Stored data:
● ● ● ● ● ● ●

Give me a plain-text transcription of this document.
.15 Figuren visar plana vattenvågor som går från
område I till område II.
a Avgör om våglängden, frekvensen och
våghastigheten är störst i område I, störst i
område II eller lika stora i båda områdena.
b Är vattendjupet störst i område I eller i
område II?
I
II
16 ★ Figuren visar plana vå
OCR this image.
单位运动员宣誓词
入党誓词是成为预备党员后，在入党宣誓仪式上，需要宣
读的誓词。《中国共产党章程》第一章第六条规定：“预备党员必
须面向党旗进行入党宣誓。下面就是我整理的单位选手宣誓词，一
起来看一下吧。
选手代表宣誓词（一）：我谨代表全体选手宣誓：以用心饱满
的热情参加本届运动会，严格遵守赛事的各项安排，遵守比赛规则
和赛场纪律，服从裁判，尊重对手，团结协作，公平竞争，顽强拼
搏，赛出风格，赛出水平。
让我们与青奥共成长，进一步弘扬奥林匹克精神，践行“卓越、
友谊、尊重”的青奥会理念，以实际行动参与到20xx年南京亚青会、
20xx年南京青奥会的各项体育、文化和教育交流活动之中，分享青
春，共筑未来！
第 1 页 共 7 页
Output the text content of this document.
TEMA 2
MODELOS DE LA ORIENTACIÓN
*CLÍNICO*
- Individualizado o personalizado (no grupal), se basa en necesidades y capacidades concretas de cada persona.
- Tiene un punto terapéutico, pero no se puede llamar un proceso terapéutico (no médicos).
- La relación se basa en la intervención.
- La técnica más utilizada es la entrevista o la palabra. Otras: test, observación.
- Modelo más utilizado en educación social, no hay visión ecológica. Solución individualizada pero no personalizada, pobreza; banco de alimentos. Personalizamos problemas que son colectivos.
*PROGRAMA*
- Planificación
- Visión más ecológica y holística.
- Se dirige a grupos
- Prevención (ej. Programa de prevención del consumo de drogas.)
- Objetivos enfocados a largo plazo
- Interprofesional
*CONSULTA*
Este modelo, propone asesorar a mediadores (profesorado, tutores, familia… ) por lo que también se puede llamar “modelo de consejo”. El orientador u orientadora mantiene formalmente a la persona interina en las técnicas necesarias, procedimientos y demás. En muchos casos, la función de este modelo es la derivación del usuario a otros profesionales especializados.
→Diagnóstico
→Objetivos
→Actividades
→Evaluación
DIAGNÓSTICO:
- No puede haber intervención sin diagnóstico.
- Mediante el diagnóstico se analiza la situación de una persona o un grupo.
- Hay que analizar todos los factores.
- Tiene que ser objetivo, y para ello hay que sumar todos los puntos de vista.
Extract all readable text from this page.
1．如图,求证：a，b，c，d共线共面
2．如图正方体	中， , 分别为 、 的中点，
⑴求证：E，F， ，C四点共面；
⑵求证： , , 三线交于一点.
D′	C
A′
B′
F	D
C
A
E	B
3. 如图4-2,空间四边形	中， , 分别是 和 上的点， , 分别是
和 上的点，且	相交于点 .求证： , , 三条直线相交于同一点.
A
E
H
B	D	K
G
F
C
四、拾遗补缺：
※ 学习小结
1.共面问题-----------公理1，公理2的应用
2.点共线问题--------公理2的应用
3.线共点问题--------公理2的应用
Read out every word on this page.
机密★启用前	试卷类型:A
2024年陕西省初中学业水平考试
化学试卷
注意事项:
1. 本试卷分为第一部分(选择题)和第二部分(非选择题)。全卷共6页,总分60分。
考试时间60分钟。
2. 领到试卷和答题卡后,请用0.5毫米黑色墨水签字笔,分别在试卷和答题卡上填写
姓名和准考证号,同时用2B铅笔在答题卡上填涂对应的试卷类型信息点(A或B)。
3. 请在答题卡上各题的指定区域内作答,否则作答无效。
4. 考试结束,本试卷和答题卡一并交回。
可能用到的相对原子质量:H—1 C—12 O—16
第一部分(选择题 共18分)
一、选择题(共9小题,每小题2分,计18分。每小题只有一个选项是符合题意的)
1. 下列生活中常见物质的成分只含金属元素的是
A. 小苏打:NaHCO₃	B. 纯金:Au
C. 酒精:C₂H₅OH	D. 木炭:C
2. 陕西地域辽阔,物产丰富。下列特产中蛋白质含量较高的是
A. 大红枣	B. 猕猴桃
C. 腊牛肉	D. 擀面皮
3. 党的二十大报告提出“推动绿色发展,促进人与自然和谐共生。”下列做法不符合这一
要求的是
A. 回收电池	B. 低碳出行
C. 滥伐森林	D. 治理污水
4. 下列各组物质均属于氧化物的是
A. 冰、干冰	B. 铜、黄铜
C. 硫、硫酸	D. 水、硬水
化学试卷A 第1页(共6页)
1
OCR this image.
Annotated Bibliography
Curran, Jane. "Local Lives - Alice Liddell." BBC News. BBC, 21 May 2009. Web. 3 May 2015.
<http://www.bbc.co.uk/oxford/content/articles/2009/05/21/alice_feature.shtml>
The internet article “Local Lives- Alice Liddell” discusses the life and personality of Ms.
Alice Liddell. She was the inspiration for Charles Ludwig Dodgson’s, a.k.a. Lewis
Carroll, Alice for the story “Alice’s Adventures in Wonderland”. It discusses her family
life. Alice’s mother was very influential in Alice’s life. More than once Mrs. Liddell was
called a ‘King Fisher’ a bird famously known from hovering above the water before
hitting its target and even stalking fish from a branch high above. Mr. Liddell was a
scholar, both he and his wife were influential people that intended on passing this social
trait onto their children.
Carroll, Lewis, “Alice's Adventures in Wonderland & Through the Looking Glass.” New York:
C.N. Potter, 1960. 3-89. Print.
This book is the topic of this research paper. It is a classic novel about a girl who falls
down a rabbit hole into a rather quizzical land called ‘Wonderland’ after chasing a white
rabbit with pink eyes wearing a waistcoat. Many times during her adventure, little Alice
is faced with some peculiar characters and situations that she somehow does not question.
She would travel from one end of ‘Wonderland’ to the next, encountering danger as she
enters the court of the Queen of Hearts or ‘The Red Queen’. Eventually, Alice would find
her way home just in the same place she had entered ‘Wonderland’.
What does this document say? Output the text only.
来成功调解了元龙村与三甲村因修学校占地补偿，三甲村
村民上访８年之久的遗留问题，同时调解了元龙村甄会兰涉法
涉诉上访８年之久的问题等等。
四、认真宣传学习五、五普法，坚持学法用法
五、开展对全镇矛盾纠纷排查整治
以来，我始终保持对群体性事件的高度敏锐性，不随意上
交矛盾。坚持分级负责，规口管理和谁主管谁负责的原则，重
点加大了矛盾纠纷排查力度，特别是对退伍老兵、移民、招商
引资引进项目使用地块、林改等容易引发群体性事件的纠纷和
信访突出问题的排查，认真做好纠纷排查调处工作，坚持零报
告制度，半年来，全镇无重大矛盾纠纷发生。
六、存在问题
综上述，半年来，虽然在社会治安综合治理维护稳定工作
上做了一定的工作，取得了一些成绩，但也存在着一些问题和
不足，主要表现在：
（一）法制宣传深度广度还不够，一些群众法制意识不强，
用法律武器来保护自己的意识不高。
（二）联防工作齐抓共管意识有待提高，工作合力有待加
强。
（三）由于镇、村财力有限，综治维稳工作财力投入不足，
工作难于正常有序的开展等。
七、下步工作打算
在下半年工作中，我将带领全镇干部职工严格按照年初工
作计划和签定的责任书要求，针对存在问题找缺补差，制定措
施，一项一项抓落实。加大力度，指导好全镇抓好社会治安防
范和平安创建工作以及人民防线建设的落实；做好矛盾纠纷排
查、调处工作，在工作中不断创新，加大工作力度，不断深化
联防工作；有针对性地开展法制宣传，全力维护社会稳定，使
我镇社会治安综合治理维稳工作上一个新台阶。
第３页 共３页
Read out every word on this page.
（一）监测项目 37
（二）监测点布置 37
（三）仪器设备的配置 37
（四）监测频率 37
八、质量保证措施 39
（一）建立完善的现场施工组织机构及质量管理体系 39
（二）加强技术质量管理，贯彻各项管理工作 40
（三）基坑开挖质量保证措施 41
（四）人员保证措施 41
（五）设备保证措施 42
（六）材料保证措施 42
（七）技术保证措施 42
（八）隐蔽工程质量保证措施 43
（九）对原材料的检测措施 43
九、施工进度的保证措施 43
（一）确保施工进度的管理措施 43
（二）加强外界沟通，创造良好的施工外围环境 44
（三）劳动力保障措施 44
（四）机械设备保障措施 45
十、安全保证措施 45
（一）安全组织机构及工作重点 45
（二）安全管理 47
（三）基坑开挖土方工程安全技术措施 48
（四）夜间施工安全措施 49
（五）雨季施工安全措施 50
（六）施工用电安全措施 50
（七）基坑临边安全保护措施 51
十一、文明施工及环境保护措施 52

● ● ● ● ● ● ●

◆ **Challenge**:
Locate all lines that include the word "Liddell" and copy them out.

◆ **Result**:
Curran, Jane. "Local Lives - Alice Liddell." BBC News. BBC, 21 May 2009. Web. 3 May 2015.
The internet article “Local Lives- Alice Liddell” discusses the life and personality of Ms.
Alice Liddell. She was the inspiration for Charles Ludwig Dodgson’s, a.k.a. Lewis
life. Alice’s mother was very influential in Alice’s life. More than once Mrs. Liddell was
hitting its target and even stalking fish from a branch high above. Mr. Liddell was a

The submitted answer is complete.